**What the task asks:** Can you give all the records again without altering a single character?

==============================

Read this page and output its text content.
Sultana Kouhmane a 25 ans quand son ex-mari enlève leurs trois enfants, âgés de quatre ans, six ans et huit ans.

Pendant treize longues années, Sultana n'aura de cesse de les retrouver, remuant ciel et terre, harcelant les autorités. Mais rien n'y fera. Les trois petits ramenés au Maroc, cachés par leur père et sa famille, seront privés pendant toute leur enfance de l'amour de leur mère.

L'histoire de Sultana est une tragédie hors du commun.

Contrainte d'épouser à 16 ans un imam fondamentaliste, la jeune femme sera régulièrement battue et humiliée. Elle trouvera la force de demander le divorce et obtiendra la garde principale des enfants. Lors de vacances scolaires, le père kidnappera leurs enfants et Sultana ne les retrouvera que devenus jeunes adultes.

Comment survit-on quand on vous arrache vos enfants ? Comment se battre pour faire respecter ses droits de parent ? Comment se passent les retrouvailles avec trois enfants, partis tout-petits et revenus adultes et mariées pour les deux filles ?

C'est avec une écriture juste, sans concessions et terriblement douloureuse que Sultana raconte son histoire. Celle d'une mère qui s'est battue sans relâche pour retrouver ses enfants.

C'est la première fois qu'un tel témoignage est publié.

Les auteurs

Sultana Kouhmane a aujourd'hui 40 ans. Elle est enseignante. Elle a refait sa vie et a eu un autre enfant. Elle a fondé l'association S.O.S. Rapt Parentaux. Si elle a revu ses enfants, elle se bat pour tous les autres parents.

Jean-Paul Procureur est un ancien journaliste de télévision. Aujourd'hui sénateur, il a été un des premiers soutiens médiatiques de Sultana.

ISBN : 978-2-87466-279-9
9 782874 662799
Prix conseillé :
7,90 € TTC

==============================

**Expected output:**
Read this page and output its text content.
Sultana Kouhmane a 25 ans quand son ex-mari enlève leurs trois enfants, âgés de quatre ans, six ans et huit ans.

Pendant treize longues années, Sultana n'aura de cesse de les retrouver, remuant ciel et terre, harcelant les autorités. Mais rien n'y fera. Les trois petits ramenés au Maroc, cachés par leur père et sa famille, seront privés pendant toute leur enfance de l'amour de leur mère.

L'histoire de Sultana est une tragédie hors du commun.

Contrainte d'épouser à 16 ans un imam fondamentaliste, la jeune femme sera régulièrement battue et humiliée. Elle trouvera la force de demander le divorce et obtiendra la garde principale des enfants. Lors de vacances scolaires, le père kidnappera leurs enfants et Sultana ne les retrouvera que devenus jeunes adultes.

Comment survit-on quand on vous arrache vos enfants ? Comment se battre pour faire respecter ses droits de parent ? Comment se passent les retrouvailles avec trois enfants, partis tout-petits et revenus adultes et mariées pour les deux filles ?

C'est avec une écriture juste, sans concessions et terriblement douloureuse que Sultana raconte son histoire. Celle d'une mère qui s'est battue sans relâche pour retrouver ses enfants.

C'est la première fois qu'un tel témoignage est publié.

Les auteurs

Sultana Kouhmane a aujourd'hui 40 ans. Elle est enseignante. Elle a refait sa vie et a eu un autre enfant. Elle a fondé l'association S.O.S. Rapt Parentaux. Si elle a revu ses enfants, elle se bat pour tous les autres parents.

Jean-Paul Procureur est un ancien journaliste de télévision. Aujourd'hui sénateur, il a été un des premiers soutiens médiatiques de Sultana.

ISBN : 978-2-87466-279-9
9 782874 662799
Prix conseillé :
7,90 € TTC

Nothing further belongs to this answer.